**Texto seleccionado**:
▽

Por Sean Pior

Después del sorpresivo anuncio en campaña electoral de un nuevo sistema de transporte para mantener la silla en el Palacio de la Loba, voceros del alcalde ̶Á̶l̶v̶a̶r̶o̶ Ricardo Quiñónez ampliaron un poco más sobre los aspectos técnicos del nuevo proyecto, haciendo énfasis en la seguridad que tendrá el mismo.

“Queremos que los usuarios se sientan seguros en el transporte público, es una de las pequeñas fallas que hemos tenido en los últimos 24 años en la Municipalidad. Para ello hemos implementado un sistema de 16 paracaídas para cada unidad”, explicaron.

De acuerdo a los voceros, los paracaídas tendrán que ser utilizados por los pasajeros al momento de ingresar a la unidad. El uso de los paracaídas será exclusivo para los siguientes casos:

  • Competencia de pasaje entre 2 góndolas de Aerómetro.
  • Asalto a la góndola.
  • Cobro excesivo del “zopilotío” (nombre con el que se le conocerá a los nuevos brochas).
  • Diarrea.
  • Hemorragia.
  • Personas que tosan sin taparse la boca (se podrán aventar de la góndola sin ningún tipo de multa).

△

[Entradas de datos almacenadas]
▽

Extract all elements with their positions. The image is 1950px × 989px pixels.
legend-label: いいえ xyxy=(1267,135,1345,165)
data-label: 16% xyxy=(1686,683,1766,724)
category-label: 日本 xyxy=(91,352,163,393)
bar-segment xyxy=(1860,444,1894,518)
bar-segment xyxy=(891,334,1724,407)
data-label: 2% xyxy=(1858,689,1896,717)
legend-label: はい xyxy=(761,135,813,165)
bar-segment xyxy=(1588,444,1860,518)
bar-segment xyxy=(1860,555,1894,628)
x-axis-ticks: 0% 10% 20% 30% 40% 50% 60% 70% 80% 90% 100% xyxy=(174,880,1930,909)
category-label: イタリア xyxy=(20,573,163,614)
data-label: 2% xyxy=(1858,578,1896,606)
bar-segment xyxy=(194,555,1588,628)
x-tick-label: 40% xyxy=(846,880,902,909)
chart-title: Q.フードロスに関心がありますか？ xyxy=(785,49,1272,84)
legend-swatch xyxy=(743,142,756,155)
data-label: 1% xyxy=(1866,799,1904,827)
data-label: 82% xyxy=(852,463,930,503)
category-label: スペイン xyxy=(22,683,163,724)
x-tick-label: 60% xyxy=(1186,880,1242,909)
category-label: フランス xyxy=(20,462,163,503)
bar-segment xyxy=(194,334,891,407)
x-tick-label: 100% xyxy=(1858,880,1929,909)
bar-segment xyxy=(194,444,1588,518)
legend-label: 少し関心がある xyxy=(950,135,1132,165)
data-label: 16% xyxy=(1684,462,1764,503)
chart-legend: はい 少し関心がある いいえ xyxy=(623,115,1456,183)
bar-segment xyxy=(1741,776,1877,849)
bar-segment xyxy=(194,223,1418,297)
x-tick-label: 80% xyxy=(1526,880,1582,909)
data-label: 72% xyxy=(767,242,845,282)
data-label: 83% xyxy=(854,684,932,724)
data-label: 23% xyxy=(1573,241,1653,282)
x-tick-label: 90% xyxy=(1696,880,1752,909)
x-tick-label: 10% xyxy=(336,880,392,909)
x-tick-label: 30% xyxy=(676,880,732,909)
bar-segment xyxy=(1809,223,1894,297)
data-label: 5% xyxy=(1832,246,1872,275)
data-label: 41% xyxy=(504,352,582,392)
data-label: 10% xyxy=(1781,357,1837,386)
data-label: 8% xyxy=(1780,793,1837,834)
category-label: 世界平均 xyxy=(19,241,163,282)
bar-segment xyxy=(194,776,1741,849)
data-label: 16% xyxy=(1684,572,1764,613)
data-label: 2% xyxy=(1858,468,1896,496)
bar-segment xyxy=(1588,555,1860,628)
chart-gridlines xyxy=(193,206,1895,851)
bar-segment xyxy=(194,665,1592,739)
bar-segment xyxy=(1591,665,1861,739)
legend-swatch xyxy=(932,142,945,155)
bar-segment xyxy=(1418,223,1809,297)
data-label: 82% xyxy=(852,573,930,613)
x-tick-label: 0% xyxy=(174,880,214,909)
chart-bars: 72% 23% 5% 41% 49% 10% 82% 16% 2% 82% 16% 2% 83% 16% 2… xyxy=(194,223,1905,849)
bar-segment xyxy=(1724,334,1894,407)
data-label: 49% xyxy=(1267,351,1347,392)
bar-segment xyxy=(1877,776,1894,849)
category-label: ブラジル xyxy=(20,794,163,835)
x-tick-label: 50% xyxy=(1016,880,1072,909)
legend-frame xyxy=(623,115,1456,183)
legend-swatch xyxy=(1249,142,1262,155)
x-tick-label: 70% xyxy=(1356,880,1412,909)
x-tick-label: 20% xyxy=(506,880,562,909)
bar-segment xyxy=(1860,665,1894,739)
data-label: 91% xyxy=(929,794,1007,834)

△

**Actividad 1**:
Reescribe el pasaje del texto sobre el nuevo sistema de transporte que empieza en "Después del sorpresivo" y termina en "a la góndola.", sustituyendo "paracaídas" por "cascos".
**Actividad 2**:
Continúa el texto sobre el nuevo sistema de transporte a partir de su última oración.

**Respuesta del ejercicio 1**:
Después del sorpresivo anuncio en campaña electoral de un nuevo sistema de transporte para mantener la silla en el Palacio de la Loba, voceros del alcalde ̶Á̶l̶v̶a̶r̶o̶ Ricardo Quiñónez ampliaron un poco más sobre los aspectos técnicos del nuevo proyecto, haciendo énfasis en la seguridad que tendrá el mismo.

“Queremos que los usuarios se sientan seguros en el transporte público, es una de las pequeñas fallas que hemos tenido en los últimos 24 años en la Municipalidad. Para ello hemos implementado un sistema de 16 cascos para cada unidad”, explicaron.

De acuerdo a los voceros, los cascos tendrán que ser utilizados por los pasajeros al momento de ingresar a la unidad. El uso de los cascos será exclusivo para los siguientes casos:

  • Competencia de pasaje entre 2 góndolas de Aerómetro.
  • Asalto a la góndola.

**Respuesta del ejercicio 2**:
Al ser cuestionados sobre las zonas de aterrizaje, esta fue su respuesta: “Por ponerle un ejemplo, digamos que en caso de asalto, los usuarios ya no tendrán que entregar sus pertenencias, puesto que podrán saltar de la unidad en cualquier momento y caer en alguna de las camas inflables que tendremos a lo largo de la Roosevelt con la reducción de tráfico que nos brindará este nuevo servicio”.

“Estas medidas fueron tomadas porque escuchamos a los usuarios en Redes Sociales y queremos brindarles un transporte digno del siglo XIX, es decir XX, es decir XXI. Los paracaídas podrán ser controlados por medio de teléfonos inteligentes para lograr un aterrizaje exitoso, con lo que Guatemala estará a la vanguardia del sistema de transporte público en Centroamérica a excepción de Panamá”, manifestaron con orgullo.

“Esperamos que este medio sea tan exitoso como los Tomates, los Gusanos y el Metrobus”, finalizaron.